● Written request: Output each entry exactly; skip nothing.

Entries taken from a collection:

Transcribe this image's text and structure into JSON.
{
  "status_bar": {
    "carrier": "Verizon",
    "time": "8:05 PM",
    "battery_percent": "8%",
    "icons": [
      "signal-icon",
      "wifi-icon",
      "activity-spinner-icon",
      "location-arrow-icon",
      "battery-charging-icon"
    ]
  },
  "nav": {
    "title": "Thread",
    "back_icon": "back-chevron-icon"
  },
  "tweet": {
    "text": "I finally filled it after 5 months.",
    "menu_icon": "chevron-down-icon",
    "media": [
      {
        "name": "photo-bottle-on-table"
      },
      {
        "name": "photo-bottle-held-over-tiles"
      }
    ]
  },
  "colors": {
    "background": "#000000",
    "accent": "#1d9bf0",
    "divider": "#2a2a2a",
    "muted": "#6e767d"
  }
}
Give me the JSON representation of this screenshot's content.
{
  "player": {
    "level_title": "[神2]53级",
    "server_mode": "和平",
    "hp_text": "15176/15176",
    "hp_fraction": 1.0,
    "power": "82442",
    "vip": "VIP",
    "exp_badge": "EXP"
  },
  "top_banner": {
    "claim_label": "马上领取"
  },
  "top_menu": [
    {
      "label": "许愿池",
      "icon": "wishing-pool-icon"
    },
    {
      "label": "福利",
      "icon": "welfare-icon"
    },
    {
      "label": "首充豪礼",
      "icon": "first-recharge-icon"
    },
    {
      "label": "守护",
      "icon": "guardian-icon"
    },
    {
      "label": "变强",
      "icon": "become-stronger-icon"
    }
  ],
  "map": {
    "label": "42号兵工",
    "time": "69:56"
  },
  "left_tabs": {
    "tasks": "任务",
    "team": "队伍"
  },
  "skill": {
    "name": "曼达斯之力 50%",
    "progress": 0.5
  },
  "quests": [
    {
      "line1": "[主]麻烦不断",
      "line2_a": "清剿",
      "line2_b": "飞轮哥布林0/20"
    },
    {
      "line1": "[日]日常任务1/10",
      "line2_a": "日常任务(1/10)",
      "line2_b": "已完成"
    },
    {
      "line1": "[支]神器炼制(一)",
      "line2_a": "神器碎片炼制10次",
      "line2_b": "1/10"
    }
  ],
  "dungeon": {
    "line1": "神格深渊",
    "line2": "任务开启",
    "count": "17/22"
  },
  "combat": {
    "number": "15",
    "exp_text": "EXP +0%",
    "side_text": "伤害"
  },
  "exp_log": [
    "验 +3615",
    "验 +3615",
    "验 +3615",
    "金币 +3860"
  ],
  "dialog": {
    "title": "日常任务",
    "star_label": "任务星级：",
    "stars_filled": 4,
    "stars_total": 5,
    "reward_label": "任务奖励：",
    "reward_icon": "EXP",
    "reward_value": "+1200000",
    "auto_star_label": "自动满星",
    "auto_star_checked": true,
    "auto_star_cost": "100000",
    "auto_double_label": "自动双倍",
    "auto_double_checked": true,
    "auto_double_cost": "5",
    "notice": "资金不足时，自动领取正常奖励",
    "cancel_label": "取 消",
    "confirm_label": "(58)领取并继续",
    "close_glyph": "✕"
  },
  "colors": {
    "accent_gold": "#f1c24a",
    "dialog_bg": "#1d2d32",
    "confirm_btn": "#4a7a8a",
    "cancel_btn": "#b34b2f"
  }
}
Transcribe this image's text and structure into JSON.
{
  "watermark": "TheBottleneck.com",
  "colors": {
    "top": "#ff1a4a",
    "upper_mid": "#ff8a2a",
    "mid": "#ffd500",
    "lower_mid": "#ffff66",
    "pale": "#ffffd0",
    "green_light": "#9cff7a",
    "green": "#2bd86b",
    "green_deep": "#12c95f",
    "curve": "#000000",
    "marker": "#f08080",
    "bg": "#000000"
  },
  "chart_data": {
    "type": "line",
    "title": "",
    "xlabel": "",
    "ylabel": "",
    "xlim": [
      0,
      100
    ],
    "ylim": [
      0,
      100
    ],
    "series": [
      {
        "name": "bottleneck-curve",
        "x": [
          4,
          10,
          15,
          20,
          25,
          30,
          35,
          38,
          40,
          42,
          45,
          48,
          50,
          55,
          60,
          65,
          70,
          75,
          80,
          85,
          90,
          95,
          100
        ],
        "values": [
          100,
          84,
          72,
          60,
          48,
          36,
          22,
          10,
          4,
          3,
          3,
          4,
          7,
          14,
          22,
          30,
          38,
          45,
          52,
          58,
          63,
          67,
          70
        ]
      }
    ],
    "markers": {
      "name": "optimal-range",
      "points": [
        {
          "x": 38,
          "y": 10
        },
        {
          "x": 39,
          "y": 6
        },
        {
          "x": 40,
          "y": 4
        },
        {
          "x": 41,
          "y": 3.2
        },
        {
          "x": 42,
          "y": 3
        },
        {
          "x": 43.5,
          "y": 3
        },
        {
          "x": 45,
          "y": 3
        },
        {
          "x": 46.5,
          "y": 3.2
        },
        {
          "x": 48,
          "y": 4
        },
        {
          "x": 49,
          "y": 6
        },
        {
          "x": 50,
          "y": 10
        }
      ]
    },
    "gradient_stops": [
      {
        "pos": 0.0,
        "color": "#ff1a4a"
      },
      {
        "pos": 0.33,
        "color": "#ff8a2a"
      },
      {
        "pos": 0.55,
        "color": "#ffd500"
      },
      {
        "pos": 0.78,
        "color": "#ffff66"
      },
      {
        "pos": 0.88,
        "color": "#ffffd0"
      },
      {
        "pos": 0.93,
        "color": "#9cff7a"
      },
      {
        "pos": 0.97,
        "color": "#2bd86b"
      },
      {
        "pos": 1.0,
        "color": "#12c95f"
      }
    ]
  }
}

● Written solution:
Transcribe this image's text and structure into JSON.
{
  "status_bar": {
    "carrier": "Verizon",
    "time": "8:05 PM",
    "battery_percent": "8%",
    "icons": [
      "signal-icon",
      "wifi-icon",
      "activity-spinner-icon",
      "location-arrow-icon",
      "battery-charging-icon"
    ]
  },
  "nav": {
    "title": "Thread",
    "back_icon": "back-chevron-icon"
  },
  "tweet": {
    "text": "I finally filled it after 5 months.",
    "menu_icon": "chevron-down-icon",
    "media": [
      {
        "name": "photo-bottle-on-table"
      },
      {
        "name": "photo-bottle-held-over-tiles"
      }
    ]
  },
  "colors": {
    "background": "#000000",
    "accent": "#1d9bf0",
    "divider": "#2a2a2a",
    "muted": "#6e767d"
  }
}
Give me the JSON representation of this screenshot's content.
{
  "player": {
    "level_title": "[神2]53级",
    "server_mode": "和平",
    "hp_text": "15176/15176",
    "hp_fraction": 1.0,
    "power": "82442",
    "vip": "VIP",
    "exp_badge": "EXP"
  },
  "top_banner": {
    "claim_label": "马上领取"
  },
  "top_menu": [
    {
      "label": "许愿池",
      "icon": "wishing-pool-icon"
    },
    {
      "label": "福利",
      "icon": "welfare-icon"
    },
    {
      "label": "首充豪礼",
      "icon": "first-recharge-icon"
    },
    {
      "label": "守护",
      "icon": "guardian-icon"
    },
    {
      "label": "变强",
      "icon": "become-stronger-icon"
    }
  ],
  "map": {
    "label": "42号兵工",
    "time": "69:56"
  },
  "left_tabs": {
    "tasks": "任务",
    "team": "队伍"
  },
  "skill": {
    "name": "曼达斯之力 50%",
    "progress": 0.5
  },
  "quests": [
    {
      "line1": "[主]麻烦不断",
      "line2_a": "清剿",
      "line2_b": "飞轮哥布林0/20"
    },
    {
      "line1": "[日]日常任务1/10",
      "line2_a": "日常任务(1/10)",
      "line2_b": "已完成"
    },
    {
      "line1": "[支]神器炼制(一)",
      "line2_a": "神器碎片炼制10次",
      "line2_b": "1/10"
    }
  ],
  "dungeon": {
    "line1": "神格深渊",
    "line2": "任务开启",
    "count": "17/22"
  },
  "combat": {
    "number": "15",
    "exp_text": "EXP +0%",
    "side_text": "伤害"
  },
  "exp_log": [
    "验 +3615",
    "验 +3615",
    "验 +3615",
    "金币 +3860"
  ],
  "dialog": {
    "title": "日常任务",
    "star_label": "任务星级：",
    "stars_filled": 4,
    "stars_total": 5,
    "reward_label": "任务奖励：",
    "reward_icon": "EXP",
    "reward_value": "+1200000",
    "auto_star_label": "自动满星",
    "auto_star_checked": true,
    "auto_star_cost": "100000",
    "auto_double_label": "自动双倍",
    "auto_double_checked": true,
    "auto_double_cost": "5",
    "notice": "资金不足时，自动领取正常奖励",
    "cancel_label": "取 消",
    "confirm_label": "(58)领取并继续",
    "close_glyph": "✕"
  },
  "colors": {
    "accent_gold": "#f1c24a",
    "dialog_bg": "#1d2d32",
    "confirm_btn": "#4a7a8a",
    "cancel_btn": "#b34b2f"
  }
}
Transcribe this image's text and structure into JSON.
{
  "watermark": "TheBottleneck.com",
  "colors": {
    "top": "#ff1a4a",
    "upper_mid": "#ff8a2a",
    "mid": "#ffd500",
    "lower_mid": "#ffff66",
    "pale": "#ffffd0",
    "green_light": "#9cff7a",
    "green": "#2bd86b",
    "green_deep": "#12c95f",
    "curve": "#000000",
    "marker": "#f08080",
    "bg": "#000000"
  },
  "chart_data": {
    "type": "line",
    "title": "",
    "xlabel": "",
    "ylabel": "",
    "xlim": [
      0,
      100
    ],
    "ylim": [
      0,
      100
    ],
    "series": [
      {
        "name": "bottleneck-curve",
        "x": [
          4,
          10,
          15,
          20,
          25,
          30,
          35,
          38,
          40,
          42,
          45,
          48,
          50,
          55,
          60,
          65,
          70,
          75,
          80,
          85,
          90,
          95,
          100
        ],
        "values": [
          100,
          84,
          72,
          60,
          48,
          36,
          22,
          10,
          4,
          3,
          3,
          4,
          7,
          14,
          22,
          30,
          38,
          45,
          52,
          58,
          63,
          67,
          70
        ]
      }
    ],
    "markers": {
      "name": "optimal-range",
      "points": [
        {
          "x": 38,
          "y": 10
        },
        {
          "x": 39,
          "y": 6
        },
        {
          "x": 40,
          "y": 4
        },
        {
          "x": 41,
          "y": 3.2
        },
        {
          "x": 42,
          "y": 3
        },
        {
          "x": 43.5,
          "y": 3
        },
        {
          "x": 45,
          "y": 3
        },
        {
          "x": 46.5,
          "y": 3.2
        },
        {
          "x": 48,
          "y": 4
        },
        {
          "x": 49,
          "y": 6
        },
        {
          "x": 50,
          "y": 10
        }
      ]
    },
    "gradient_stops": [
      {
        "pos": 0.0,
        "color": "#ff1a4a"
      },
      {
        "pos": 0.33,
        "color": "#ff8a2a"
      },
      {
        "pos": 0.55,
        "color": "#ffd500"
      },
      {
        "pos": 0.78,
        "color": "#ffff66"
      },
      {
        "pos": 0.88,
        "color": "#ffffd0"
      },
      {
        "pos": 0.93,
        "color": "#9cff7a"
      },
      {
        "pos": 0.97,
        "color": "#2bd86b"
      },
      {
        "pos": 1.0,
        "color": "#12c95f"
      }
    ]
  }
}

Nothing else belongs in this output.